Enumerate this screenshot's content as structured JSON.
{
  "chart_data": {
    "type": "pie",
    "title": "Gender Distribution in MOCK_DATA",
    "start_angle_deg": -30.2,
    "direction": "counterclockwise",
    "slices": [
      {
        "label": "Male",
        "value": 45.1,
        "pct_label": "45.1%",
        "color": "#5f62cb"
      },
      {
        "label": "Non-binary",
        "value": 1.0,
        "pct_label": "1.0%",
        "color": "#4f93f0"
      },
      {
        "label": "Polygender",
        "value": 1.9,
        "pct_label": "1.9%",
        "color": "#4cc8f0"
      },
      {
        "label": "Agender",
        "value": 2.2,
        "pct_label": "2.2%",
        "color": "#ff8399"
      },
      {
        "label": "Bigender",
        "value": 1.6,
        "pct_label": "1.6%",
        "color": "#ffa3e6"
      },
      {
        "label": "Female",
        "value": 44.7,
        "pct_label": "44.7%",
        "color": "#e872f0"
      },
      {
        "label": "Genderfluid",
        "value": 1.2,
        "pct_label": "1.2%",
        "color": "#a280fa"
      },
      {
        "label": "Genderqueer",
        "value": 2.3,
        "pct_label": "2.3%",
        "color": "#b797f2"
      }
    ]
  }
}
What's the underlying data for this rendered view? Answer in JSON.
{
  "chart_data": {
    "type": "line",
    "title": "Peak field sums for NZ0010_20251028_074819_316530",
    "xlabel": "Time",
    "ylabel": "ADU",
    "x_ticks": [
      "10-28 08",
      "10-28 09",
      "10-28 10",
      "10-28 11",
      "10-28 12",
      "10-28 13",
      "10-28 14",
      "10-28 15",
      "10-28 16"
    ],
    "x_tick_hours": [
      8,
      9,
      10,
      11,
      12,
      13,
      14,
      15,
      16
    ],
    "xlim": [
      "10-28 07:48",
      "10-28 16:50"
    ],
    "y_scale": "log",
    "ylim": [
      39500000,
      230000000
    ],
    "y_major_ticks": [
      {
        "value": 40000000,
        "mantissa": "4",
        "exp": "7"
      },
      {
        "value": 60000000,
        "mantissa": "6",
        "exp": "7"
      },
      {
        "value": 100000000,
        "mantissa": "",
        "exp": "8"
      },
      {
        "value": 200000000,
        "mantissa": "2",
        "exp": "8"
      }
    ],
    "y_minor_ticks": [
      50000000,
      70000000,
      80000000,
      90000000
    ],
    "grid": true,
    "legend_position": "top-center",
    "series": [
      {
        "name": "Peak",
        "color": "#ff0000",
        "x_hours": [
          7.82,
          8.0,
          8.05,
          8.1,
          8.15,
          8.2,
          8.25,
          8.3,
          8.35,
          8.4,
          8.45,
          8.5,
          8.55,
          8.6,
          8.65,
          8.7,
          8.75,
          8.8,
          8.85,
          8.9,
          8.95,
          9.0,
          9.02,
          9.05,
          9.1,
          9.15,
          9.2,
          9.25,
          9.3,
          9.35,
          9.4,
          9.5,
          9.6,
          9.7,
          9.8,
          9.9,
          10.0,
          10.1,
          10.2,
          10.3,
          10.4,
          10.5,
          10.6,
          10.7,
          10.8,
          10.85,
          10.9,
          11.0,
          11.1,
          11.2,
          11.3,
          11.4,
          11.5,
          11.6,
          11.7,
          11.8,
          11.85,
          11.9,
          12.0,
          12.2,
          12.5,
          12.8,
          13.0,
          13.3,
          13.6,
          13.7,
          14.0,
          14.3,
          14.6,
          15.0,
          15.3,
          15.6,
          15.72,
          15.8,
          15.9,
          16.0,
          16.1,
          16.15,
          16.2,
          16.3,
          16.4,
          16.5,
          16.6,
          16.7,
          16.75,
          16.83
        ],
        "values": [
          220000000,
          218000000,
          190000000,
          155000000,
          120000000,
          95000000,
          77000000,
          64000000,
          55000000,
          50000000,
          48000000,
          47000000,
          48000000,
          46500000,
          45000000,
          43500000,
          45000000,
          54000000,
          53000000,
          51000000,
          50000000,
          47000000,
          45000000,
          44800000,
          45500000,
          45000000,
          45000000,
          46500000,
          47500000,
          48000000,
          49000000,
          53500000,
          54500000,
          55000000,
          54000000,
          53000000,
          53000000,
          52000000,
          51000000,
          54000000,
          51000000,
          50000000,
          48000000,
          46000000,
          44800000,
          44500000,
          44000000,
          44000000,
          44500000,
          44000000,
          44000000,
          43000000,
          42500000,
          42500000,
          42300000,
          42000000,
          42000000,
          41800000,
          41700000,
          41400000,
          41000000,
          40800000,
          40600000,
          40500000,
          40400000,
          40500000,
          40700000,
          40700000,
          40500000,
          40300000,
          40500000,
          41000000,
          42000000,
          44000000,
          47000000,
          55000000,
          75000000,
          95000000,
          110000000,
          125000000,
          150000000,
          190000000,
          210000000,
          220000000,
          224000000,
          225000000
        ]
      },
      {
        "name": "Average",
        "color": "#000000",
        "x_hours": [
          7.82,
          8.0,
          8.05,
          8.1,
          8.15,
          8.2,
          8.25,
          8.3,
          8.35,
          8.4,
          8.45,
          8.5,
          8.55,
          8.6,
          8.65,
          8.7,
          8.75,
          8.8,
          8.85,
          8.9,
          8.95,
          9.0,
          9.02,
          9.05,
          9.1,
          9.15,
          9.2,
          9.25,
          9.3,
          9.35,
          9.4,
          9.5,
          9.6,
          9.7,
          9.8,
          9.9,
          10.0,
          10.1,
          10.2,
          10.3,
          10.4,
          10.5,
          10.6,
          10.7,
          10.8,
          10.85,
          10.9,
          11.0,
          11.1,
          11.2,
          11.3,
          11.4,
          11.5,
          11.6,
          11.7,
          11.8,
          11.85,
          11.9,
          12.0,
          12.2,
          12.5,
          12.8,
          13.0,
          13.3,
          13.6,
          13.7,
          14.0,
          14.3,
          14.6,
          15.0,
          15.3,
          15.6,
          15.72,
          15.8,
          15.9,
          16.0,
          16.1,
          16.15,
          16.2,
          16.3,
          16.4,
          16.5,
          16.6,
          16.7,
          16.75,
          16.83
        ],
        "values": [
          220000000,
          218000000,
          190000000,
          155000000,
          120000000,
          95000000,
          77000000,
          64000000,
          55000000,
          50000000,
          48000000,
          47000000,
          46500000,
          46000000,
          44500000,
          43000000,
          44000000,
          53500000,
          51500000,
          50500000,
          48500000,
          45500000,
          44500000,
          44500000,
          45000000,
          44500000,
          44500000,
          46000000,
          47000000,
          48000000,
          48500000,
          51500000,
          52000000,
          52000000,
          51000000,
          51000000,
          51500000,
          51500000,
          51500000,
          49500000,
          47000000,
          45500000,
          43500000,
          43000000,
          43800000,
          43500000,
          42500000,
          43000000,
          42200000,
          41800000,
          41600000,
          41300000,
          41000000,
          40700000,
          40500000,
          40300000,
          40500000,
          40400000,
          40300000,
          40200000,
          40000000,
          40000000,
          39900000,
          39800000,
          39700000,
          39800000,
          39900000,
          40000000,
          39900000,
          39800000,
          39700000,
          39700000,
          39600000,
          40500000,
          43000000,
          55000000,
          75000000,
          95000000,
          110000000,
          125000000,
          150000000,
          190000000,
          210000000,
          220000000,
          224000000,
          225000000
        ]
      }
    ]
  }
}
____________
:: Task brief ::
Transcribe the data above in full, exactly.

:: Full answer ::
Enumerate this screenshot's content as structured JSON.
{
  "chart_data": {
    "type": "pie",
    "title": "Gender Distribution in MOCK_DATA",
    "start_angle_deg": -30.2,
    "direction": "counterclockwise",
    "slices": [
      {
        "label": "Male",
        "value": 45.1,
        "pct_label": "45.1%",
        "color": "#5f62cb"
      },
      {
        "label": "Non-binary",
        "value": 1.0,
        "pct_label": "1.0%",
        "color": "#4f93f0"
      },
      {
        "label": "Polygender",
        "value": 1.9,
        "pct_label": "1.9%",
        "color": "#4cc8f0"
      },
      {
        "label": "Agender",
        "value": 2.2,
        "pct_label": "2.2%",
        "color": "#ff8399"
      },
      {
        "label": "Bigender",
        "value": 1.6,
        "pct_label": "1.6%",
        "color": "#ffa3e6"
      },
      {
        "label": "Female",
        "value": 44.7,
        "pct_label": "44.7%",
        "color": "#e872f0"
      },
      {
        "label": "Genderfluid",
        "value": 1.2,
        "pct_label": "1.2%",
        "color": "#a280fa"
      },
      {
        "label": "Genderqueer",
        "value": 2.3,
        "pct_label": "2.3%",
        "color": "#b797f2"
      }
    ]
  }
}
What's the underlying data for this rendered view? Answer in JSON.
{
  "chart_data": {
    "type": "line",
    "title": "Peak field sums for NZ0010_20251028_074819_316530",
    "xlabel": "Time",
    "ylabel": "ADU",
    "x_ticks": [
      "10-28 08",
      "10-28 09",
      "10-28 10",
      "10-28 11",
      "10-28 12",
      "10-28 13",
      "10-28 14",
      "10-28 15",
      "10-28 16"
    ],
    "x_tick_hours": [
      8,
      9,
      10,
      11,
      12,
      13,
      14,
      15,
      16
    ],
    "xlim": [
      "10-28 07:48",
      "10-28 16:50"
    ],
    "y_scale": "log",
    "ylim": [
      39500000,
      230000000
    ],
    "y_major_ticks": [
      {
        "value": 40000000,
        "mantissa": "4",
        "exp": "7"
      },
      {
        "value": 60000000,
        "mantissa": "6",
        "exp": "7"
      },
      {
        "value": 100000000,
        "mantissa": "",
        "exp": "8"
      },
      {
        "value": 200000000,
        "mantissa": "2",
        "exp": "8"
      }
    ],
    "y_minor_ticks": [
      50000000,
      70000000,
      80000000,
      90000000
    ],
    "grid": true,
    "legend_position": "top-center",
    "series": [
      {
        "name": "Peak",
        "color": "#ff0000",
        "x_hours": [
          7.82,
          8.0,
          8.05,
          8.1,
          8.15,
          8.2,
          8.25,
          8.3,
          8.35,
          8.4,
          8.45,
          8.5,
          8.55,
          8.6,
          8.65,
          8.7,
          8.75,
          8.8,
          8.85,
          8.9,
          8.95,
          9.0,
          9.02,
          9.05,
          9.1,
          9.15,
          9.2,
          9.25,
          9.3,
          9.35,
          9.4,
          9.5,
          9.6,
          9.7,
          9.8,
          9.9,
          10.0,
          10.1,
          10.2,
          10.3,
          10.4,
          10.5,
          10.6,
          10.7,
          10.8,
          10.85,
          10.9,
          11.0,
          11.1,
          11.2,
          11.3,
          11.4,
          11.5,
          11.6,
          11.7,
          11.8,
          11.85,
          11.9,
          12.0,
          12.2,
          12.5,
          12.8,
          13.0,
          13.3,
          13.6,
          13.7,
          14.0,
          14.3,
          14.6,
          15.0,
          15.3,
          15.6,
          15.72,
          15.8,
          15.9,
          16.0,
          16.1,
          16.15,
          16.2,
          16.3,
          16.4,
          16.5,
          16.6,
          16.7,
          16.75,
          16.83
        ],
        "values": [
          220000000,
          218000000,
          190000000,
          155000000,
          120000000,
          95000000,
          77000000,
          64000000,
          55000000,
          50000000,
          48000000,
          47000000,
          48000000,
          46500000,
          45000000,
          43500000,
          45000000,
          54000000,
          53000000,
          51000000,
          50000000,
          47000000,
          45000000,
          44800000,
          45500000,
          45000000,
          45000000,
          46500000,
          47500000,
          48000000,
          49000000,
          53500000,
          54500000,
          55000000,
          54000000,
          53000000,
          53000000,
          52000000,
          51000000,
          54000000,
          51000000,
          50000000,
          48000000,
          46000000,
          44800000,
          44500000,
          44000000,
          44000000,
          44500000,
          44000000,
          44000000,
          43000000,
          42500000,
          42500000,
          42300000,
          42000000,
          42000000,
          41800000,
          41700000,
          41400000,
          41000000,
          40800000,
          40600000,
          40500000,
          40400000,
          40500000,
          40700000,
          40700000,
          40500000,
          40300000,
          40500000,
          41000000,
          42000000,
          44000000,
          47000000,
          55000000,
          75000000,
          95000000,
          110000000,
          125000000,
          150000000,
          190000000,
          210000000,
          220000000,
          224000000,
          225000000
        ]
      },
      {
        "name": "Average",
        "color": "#000000",
        "x_hours": [
          7.82,
          8.0,
          8.05,
          8.1,
          8.15,
          8.2,
          8.25,
          8.3,
          8.35,
          8.4,
          8.45,
          8.5,
          8.55,
          8.6,
          8.65,
          8.7,
          8.75,
          8.8,
          8.85,
          8.9,
          8.95,
          9.0,
          9.02,
          9.05,
          9.1,
          9.15,
          9.2,
          9.25,
          9.3,
          9.35,
          9.4,
          9.5,
          9.6,
          9.7,
          9.8,
          9.9,
          10.0,
          10.1,
          10.2,
          10.3,
          10.4,
          10.5,
          10.6,
          10.7,
          10.8,
          10.85,
          10.9,
          11.0,
          11.1,
          11.2,
          11.3,
          11.4,
          11.5,
          11.6,
          11.7,
          11.8,
          11.85,
          11.9,
          12.0,
          12.2,
          12.5,
          12.8,
          13.0,
          13.3,
          13.6,
          13.7,
          14.0,
          14.3,
          14.6,
          15.0,
          15.3,
          15.6,
          15.72,
          15.8,
          15.9,
          16.0,
          16.1,
          16.15,
          16.2,
          16.3,
          16.4,
          16.5,
          16.6,
          16.7,
          16.75,
          16.83
        ],
        "values": [
          220000000,
          218000000,
          190000000,
          155000000,
          120000000,
          95000000,
          77000000,
          64000000,
          55000000,
          50000000,
          48000000,
          47000000,
          46500000,
          46000000,
          44500000,
          43000000,
          44000000,
          53500000,
          51500000,
          50500000,
          48500000,
          45500000,
          44500000,
          44500000,
          45000000,
          44500000,
          44500000,
          46000000,
          47000000,
          48000000,
          48500000,
          51500000,
          52000000,
          52000000,
          51000000,
          51000000,
          51500000,
          51500000,
          51500000,
          49500000,
          47000000,
          45500000,
          43500000,
          43000000,
          43800000,
          43500000,
          42500000,
          43000000,
          42200000,
          41800000,
          41600000,
          41300000,
          41000000,
          40700000,
          40500000,
          40300000,
          40500000,
          40400000,
          40300000,
          40200000,
          40000000,
          40000000,
          39900000,
          39800000,
          39700000,
          39800000,
          39900000,
          40000000,
          39900000,
          39800000,
          39700000,
          39700000,
          39600000,
          40500000,
          43000000,
          55000000,
          75000000,
          95000000,
          110000000,
          125000000,
          150000000,
          190000000,
          210000000,
          220000000,
          224000000,
          225000000
        ]
      }
    ]
  }
}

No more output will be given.